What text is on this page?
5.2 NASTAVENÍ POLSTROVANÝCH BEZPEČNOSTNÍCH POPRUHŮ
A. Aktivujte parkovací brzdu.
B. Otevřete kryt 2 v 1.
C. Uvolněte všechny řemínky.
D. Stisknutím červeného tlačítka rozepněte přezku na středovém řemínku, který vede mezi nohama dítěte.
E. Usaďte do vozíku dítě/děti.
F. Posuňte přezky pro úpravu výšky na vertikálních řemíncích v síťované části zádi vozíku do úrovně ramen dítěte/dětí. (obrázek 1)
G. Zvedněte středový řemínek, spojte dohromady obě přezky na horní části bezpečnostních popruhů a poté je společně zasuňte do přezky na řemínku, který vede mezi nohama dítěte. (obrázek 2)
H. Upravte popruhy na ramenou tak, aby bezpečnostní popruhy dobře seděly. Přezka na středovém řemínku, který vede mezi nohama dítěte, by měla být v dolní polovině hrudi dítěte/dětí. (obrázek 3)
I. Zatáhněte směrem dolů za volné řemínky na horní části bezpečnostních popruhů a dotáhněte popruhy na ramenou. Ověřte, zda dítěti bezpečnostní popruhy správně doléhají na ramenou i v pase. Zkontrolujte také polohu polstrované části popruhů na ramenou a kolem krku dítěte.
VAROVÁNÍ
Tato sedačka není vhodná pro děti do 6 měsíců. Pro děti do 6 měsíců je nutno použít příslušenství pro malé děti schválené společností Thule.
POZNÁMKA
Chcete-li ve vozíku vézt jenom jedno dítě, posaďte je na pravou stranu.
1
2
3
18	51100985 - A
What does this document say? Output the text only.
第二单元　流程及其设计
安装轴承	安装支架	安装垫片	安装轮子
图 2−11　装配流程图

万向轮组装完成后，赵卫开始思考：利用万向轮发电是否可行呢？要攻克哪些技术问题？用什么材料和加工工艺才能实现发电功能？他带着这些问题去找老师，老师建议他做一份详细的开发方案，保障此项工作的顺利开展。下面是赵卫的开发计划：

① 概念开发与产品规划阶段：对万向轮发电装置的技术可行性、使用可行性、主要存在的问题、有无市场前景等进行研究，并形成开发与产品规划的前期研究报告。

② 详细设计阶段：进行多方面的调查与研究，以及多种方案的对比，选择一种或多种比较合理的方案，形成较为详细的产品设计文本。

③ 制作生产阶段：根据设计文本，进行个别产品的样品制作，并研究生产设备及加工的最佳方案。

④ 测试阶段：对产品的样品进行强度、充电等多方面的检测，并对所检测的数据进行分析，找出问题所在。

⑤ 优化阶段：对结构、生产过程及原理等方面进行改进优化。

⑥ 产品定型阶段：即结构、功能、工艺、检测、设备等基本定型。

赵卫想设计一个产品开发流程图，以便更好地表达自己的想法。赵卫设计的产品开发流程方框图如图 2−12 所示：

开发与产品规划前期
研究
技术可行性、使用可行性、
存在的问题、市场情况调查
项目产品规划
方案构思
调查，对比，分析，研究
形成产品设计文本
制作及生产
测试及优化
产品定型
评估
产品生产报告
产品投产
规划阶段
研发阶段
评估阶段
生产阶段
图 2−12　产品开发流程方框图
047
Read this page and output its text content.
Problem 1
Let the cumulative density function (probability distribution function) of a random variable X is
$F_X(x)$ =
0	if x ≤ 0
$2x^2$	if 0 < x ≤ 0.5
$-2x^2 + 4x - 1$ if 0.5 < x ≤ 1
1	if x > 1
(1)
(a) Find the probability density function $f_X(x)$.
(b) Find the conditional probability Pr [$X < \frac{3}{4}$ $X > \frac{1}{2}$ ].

---*---

Check each line of the records above for "function", and copy those that have it.

**SOLUTION**
Let the cumulative density function (probability distribution function) of a random variable X is
(a) Find the probability density function $f_X(x)$.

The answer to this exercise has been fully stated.